EXERCISE DIRECTIONS:
Find the lines with "from" in them and copy them out.

Data listing
........

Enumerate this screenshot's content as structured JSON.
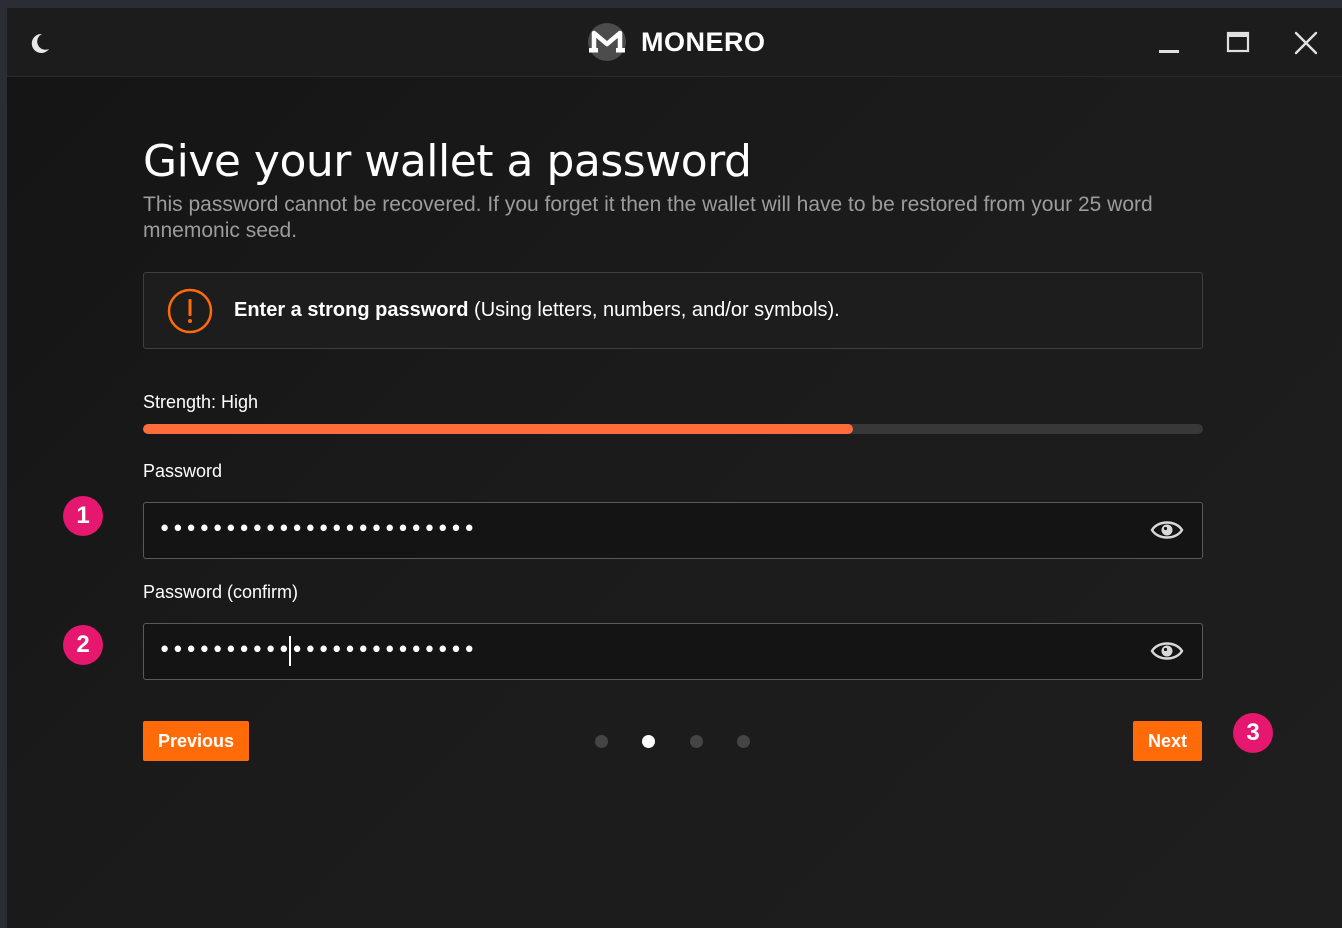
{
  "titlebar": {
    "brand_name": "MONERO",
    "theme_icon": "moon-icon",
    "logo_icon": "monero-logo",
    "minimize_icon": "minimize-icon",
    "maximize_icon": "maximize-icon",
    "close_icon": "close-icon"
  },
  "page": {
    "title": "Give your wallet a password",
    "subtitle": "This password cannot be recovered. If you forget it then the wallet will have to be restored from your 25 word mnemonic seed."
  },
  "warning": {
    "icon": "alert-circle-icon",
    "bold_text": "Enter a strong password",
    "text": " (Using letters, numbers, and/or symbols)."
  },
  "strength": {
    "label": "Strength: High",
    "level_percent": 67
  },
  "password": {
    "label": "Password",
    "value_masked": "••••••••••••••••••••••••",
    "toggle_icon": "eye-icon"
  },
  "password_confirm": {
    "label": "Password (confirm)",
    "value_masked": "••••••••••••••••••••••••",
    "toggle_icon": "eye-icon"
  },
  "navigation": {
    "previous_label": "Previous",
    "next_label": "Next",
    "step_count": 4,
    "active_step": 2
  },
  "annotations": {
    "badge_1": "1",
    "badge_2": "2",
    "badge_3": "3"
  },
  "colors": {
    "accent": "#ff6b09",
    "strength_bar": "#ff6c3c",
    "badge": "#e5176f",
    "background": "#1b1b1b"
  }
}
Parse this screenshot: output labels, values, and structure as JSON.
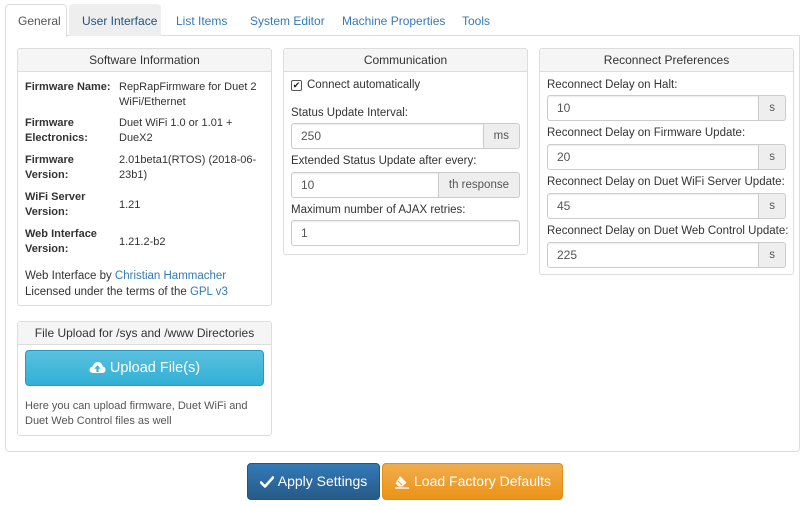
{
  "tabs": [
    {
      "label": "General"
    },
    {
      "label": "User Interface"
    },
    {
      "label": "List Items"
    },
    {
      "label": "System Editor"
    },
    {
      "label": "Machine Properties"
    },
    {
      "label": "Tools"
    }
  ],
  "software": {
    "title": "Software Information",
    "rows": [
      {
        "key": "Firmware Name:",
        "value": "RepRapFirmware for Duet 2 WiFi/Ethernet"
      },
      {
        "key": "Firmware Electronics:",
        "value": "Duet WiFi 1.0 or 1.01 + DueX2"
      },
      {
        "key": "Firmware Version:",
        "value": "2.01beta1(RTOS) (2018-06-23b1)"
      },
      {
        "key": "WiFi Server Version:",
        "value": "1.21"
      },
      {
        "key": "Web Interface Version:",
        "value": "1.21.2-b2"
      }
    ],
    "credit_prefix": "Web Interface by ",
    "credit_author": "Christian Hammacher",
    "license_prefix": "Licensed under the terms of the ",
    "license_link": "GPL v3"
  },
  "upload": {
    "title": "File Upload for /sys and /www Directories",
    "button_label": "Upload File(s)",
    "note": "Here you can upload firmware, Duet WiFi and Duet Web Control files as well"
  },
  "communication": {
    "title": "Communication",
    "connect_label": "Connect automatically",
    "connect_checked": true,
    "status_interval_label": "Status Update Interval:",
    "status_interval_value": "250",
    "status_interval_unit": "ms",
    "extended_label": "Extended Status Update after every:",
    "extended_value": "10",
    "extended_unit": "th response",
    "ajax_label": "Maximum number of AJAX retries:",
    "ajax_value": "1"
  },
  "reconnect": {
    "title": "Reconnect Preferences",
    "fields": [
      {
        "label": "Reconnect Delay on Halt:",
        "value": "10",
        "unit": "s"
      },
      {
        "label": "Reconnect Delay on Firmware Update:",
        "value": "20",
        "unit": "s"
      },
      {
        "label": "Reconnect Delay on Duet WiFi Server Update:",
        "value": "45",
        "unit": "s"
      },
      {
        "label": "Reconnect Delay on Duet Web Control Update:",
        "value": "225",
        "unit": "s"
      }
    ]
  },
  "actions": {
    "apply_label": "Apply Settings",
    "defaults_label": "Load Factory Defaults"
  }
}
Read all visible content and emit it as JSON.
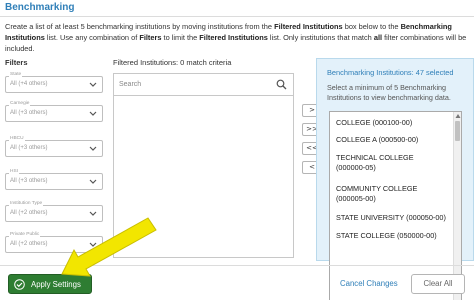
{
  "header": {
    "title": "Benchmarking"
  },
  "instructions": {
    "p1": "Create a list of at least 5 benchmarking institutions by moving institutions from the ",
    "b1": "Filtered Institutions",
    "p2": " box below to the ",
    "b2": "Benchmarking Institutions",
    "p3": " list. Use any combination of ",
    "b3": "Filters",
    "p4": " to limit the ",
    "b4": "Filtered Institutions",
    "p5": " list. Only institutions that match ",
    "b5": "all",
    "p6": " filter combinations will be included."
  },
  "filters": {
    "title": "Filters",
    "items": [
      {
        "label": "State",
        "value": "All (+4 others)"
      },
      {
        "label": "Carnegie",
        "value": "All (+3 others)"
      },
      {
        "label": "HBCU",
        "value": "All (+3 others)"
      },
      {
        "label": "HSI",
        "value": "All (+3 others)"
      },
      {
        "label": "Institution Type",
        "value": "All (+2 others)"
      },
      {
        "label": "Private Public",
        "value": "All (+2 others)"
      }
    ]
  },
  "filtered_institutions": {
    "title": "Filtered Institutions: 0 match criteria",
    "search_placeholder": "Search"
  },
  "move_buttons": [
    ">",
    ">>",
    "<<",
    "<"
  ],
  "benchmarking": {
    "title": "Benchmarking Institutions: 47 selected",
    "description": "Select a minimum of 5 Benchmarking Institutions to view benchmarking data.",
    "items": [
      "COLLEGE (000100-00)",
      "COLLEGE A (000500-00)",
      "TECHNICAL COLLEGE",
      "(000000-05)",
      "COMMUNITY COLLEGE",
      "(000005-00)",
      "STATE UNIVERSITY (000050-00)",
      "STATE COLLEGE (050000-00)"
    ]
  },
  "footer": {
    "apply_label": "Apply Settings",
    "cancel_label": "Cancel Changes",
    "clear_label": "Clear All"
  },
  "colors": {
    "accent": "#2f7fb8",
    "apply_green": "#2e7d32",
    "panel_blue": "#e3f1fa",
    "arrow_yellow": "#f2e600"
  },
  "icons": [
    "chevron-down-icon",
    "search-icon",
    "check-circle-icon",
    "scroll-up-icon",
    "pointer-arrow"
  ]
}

........

ANSWER TO THE EXERCISE:
    "subtitle": "This password cannot be recovered. If you forget it then the wallet will have to be restored from your 25 word mnemonic seed."
    "p1": "Create a list of at least 5 benchmarking institutions by moving institutions from the ",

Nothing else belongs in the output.